## Given instruction
Check each line for the word "byli" and report how many have it. Give nothing else.

⁂

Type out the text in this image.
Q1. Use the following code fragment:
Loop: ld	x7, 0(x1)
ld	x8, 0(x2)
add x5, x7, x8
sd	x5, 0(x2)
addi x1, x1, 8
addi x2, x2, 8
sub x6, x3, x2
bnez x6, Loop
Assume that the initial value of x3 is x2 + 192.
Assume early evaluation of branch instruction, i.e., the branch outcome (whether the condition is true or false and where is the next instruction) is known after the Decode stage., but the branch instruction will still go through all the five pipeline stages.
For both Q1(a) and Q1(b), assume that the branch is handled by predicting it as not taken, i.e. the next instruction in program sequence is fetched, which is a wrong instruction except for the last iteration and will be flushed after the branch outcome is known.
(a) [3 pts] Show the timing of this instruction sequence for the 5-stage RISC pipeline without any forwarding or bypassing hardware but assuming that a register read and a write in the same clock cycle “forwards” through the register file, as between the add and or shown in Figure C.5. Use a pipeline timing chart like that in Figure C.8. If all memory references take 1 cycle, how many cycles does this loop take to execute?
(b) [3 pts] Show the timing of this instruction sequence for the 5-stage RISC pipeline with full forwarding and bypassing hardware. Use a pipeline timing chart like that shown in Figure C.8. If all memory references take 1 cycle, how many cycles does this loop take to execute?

⁂

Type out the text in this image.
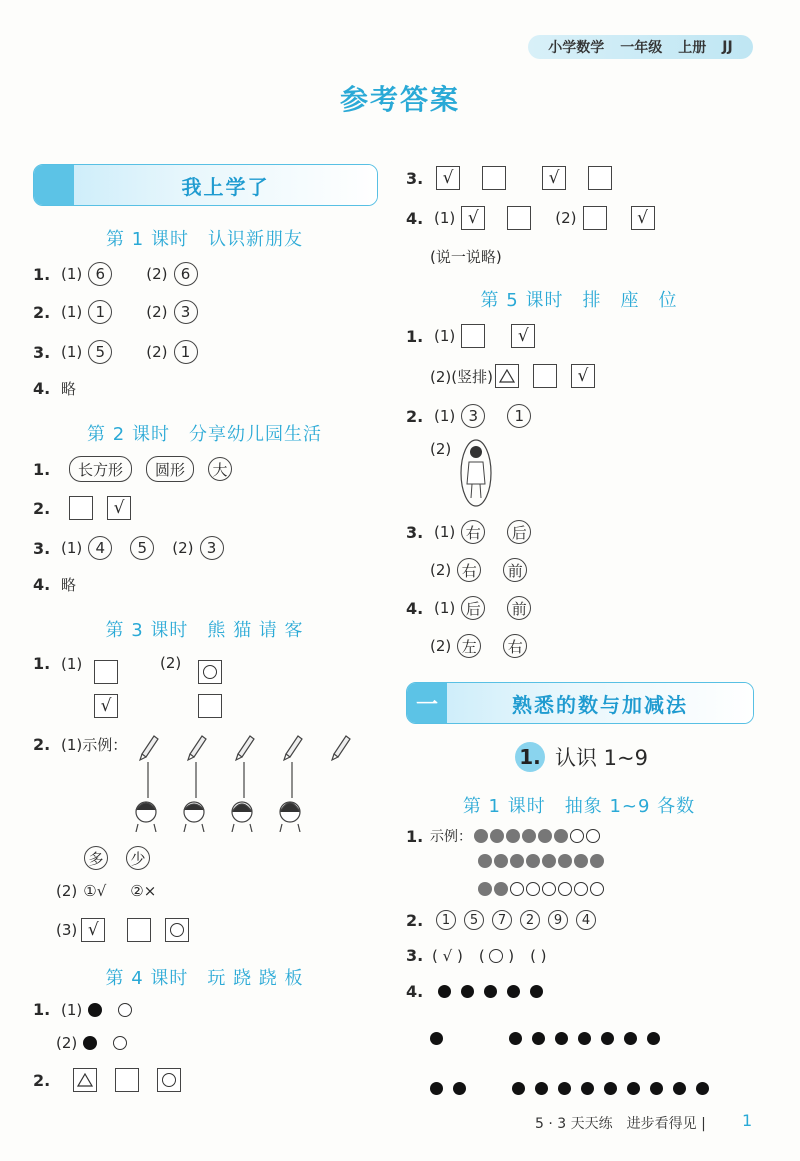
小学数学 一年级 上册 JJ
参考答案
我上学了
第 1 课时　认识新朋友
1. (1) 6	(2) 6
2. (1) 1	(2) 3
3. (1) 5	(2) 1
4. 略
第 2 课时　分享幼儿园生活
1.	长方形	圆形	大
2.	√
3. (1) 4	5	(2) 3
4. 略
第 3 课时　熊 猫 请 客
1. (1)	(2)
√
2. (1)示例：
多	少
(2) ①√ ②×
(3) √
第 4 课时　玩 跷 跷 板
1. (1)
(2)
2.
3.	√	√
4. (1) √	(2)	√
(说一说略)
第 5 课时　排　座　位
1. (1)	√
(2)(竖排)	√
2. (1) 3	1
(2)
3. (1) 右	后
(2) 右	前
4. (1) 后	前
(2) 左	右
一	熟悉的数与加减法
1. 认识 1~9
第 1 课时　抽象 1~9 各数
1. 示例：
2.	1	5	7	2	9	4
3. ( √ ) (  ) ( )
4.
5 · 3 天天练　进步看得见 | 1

⁂

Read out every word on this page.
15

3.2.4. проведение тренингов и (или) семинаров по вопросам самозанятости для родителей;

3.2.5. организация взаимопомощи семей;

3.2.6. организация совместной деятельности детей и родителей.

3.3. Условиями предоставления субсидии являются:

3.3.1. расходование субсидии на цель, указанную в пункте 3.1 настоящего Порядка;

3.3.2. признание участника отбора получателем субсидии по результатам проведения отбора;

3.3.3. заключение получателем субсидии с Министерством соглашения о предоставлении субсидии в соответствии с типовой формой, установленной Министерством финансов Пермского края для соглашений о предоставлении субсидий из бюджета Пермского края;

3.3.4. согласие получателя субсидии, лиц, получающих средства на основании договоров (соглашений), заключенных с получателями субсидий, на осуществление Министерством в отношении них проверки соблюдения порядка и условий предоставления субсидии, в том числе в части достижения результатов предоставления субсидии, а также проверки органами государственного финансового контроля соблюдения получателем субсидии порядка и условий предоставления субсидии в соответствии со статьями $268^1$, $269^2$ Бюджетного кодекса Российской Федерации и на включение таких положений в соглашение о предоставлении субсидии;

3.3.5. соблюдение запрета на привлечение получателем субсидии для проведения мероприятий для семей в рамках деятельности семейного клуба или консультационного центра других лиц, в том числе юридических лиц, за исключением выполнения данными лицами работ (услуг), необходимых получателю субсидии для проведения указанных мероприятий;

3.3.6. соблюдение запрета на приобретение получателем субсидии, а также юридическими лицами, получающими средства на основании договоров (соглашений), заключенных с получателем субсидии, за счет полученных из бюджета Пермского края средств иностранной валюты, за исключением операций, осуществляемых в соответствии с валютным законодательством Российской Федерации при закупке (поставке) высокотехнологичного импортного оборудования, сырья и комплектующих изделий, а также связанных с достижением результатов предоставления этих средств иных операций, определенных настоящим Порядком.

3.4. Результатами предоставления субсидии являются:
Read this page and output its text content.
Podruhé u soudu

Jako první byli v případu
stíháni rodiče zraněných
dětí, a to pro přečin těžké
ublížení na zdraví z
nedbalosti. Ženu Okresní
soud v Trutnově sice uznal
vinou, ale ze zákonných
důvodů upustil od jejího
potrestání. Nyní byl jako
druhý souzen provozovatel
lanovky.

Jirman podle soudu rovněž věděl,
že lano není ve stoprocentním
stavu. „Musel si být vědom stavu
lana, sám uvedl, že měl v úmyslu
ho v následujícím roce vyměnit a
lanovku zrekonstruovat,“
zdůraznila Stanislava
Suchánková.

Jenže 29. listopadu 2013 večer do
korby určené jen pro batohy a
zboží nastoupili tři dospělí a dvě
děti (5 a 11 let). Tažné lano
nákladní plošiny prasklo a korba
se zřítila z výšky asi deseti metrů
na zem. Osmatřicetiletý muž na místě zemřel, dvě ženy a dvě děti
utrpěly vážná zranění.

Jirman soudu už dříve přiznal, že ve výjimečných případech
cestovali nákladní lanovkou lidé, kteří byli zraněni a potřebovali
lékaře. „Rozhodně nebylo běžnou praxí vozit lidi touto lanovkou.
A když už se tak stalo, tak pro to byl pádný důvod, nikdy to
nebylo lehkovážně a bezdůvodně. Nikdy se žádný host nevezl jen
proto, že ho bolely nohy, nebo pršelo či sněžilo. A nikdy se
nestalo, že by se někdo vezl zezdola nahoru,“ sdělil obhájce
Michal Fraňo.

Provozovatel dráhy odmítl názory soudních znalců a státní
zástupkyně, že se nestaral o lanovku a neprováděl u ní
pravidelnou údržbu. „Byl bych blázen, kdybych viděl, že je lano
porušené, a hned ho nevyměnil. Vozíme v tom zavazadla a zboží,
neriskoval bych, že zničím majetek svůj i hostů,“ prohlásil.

⁂

## Response to this exercise
2